_Set task_: Among the lines of these entries, how many hold the word "indexPath"? State only the number.

_Extracted information_:

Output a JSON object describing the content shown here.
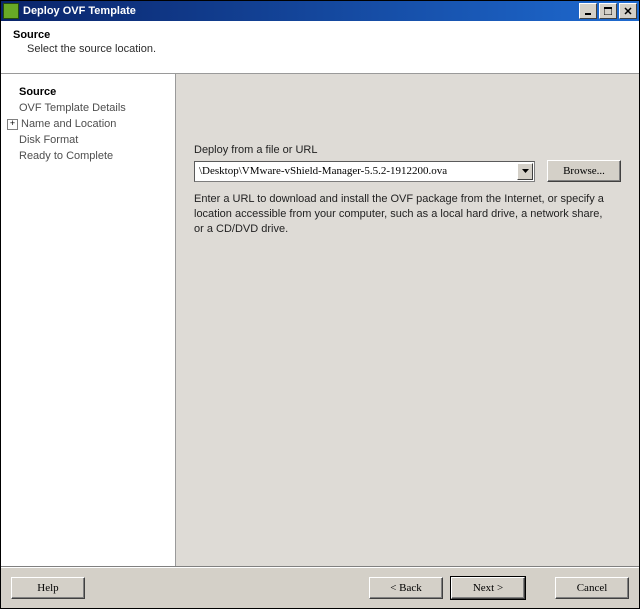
{
  "titlebar": {
    "title": "Deploy OVF Template"
  },
  "header": {
    "title": "Source",
    "subtitle": "Select the source location."
  },
  "sidebar": {
    "steps": [
      {
        "label": "Source"
      },
      {
        "label": "OVF Template Details"
      },
      {
        "label": "Name and Location"
      },
      {
        "label": "Disk Format"
      },
      {
        "label": "Ready to Complete"
      }
    ]
  },
  "main": {
    "prompt": "Deploy from a file or URL",
    "path_value": "\\Desktop\\VMware-vShield-Manager-5.5.2-1912200.ova",
    "browse": "Browse...",
    "hint": "Enter a URL to download and install the OVF package from the Internet, or specify a location accessible from your computer, such as a local hard drive, a network share, or a CD/DVD drive."
  },
  "footer": {
    "help": "Help",
    "back": "< Back",
    "next": "Next >",
    "cancel": "Cancel"
  }
}
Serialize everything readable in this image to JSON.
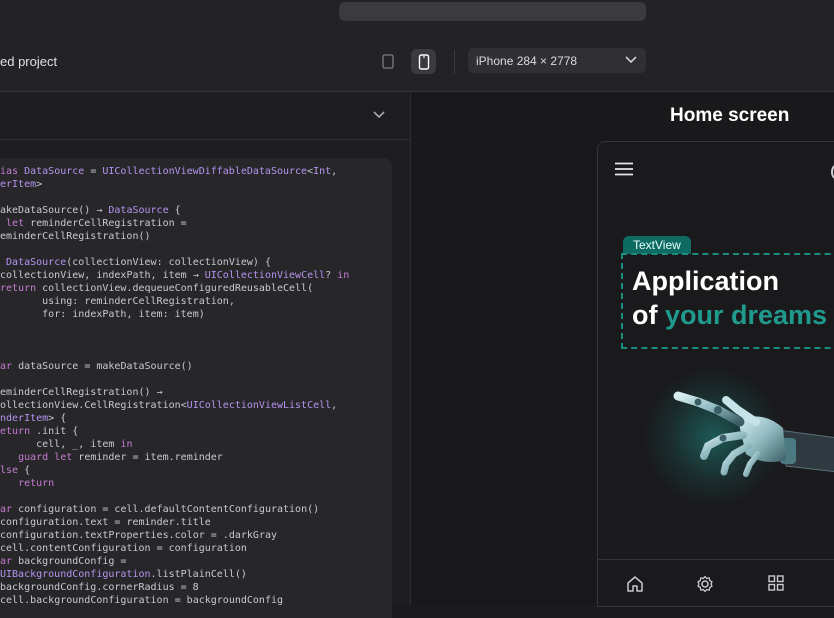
{
  "header": {
    "project_name": "ed project",
    "device_select": {
      "label": "iPhone  284 × 2778"
    }
  },
  "code": {
    "lines": [
      "ias DataSource = UICollectionViewDiffableDataSource<Int,",
      "erItem>",
      "",
      "akeDataSource() → DataSource {",
      " let reminderCellRegistration =",
      "eminderCellRegistration()",
      "",
      " DataSource(collectionView: collectionView) {",
      "collectionView, indexPath, item → UICollectionViewCell? in",
      "return collectionView.dequeueConfiguredReusableCell(",
      "       using: reminderCellRegistration,",
      "       for: indexPath, item: item)",
      "",
      "",
      "",
      "ar dataSource = makeDataSource()",
      "",
      "eminderCellRegistration() →",
      "ollectionView.CellRegistration<UICollectionViewListCell,",
      "nderItem> {",
      "eturn .init {",
      "      cell, _, item in",
      "   guard let reminder = item.reminder",
      "lse {",
      "   return",
      "",
      "ar configuration = cell.defaultContentConfiguration()",
      "configuration.text = reminder.title",
      "configuration.textProperties.color = .darkGray",
      "cell.contentConfiguration = configuration",
      "ar backgroundConfig =",
      "UIBackgroundConfiguration.listPlainCell()",
      "backgroundConfig.cornerRadius = 8",
      "cell.backgroundConfiguration = backgroundConfig"
    ]
  },
  "preview": {
    "title": "Home screen",
    "badge": "TextView",
    "headline_line1": "Application",
    "headline_line2_prefix": "of ",
    "headline_line2_accent": "your dreams"
  },
  "colors": {
    "accent": "#1f9a8c",
    "badge_bg": "#0e6b64",
    "background": "#1b1b1e"
  },
  "nav_icons": [
    "home-icon",
    "settings-icon",
    "grid-icon"
  ]
}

_Complete answer_: 2